● **WRITTEN EXERCISE**: Where a line contains the word "will", copy that line.

Saved entries:
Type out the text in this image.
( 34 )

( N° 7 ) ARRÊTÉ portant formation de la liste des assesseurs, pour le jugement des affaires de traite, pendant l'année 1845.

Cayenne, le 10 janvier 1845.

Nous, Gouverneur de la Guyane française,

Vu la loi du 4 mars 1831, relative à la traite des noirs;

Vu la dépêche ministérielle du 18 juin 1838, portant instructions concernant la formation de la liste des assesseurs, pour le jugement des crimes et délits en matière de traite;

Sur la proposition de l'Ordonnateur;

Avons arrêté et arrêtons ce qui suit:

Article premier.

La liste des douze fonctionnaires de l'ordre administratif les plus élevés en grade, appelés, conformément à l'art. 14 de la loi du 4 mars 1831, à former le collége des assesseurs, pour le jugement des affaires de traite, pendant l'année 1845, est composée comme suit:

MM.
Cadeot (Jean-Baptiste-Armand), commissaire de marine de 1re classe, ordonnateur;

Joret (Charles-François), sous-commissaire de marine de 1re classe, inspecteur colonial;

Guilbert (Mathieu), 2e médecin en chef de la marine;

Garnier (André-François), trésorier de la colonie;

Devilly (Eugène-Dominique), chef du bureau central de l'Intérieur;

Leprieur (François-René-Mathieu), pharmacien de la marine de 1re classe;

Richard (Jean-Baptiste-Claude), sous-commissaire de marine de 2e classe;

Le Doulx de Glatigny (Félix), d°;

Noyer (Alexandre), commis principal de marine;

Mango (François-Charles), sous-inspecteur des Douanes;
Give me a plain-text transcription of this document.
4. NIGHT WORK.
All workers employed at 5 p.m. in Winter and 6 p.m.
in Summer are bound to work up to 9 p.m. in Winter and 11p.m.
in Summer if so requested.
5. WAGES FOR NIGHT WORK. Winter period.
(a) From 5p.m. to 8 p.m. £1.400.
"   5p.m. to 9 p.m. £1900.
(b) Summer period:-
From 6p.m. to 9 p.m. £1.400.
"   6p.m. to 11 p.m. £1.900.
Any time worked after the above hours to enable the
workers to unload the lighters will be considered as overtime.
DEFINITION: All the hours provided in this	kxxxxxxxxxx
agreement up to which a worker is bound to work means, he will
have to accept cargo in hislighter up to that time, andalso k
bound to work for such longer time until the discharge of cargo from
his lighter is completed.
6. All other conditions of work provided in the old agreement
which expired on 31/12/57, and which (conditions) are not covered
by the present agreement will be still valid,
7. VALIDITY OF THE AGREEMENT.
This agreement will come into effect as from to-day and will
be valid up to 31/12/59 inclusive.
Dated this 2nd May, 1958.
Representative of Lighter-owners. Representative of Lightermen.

● **WRITTEN RESPONSE**:
workers to unload the lighters will be considered as overtime.
agreement up to which a worker is bound to work means, he will
by the present agreement will be still valid,
This agreement will come into effect as from to-day and will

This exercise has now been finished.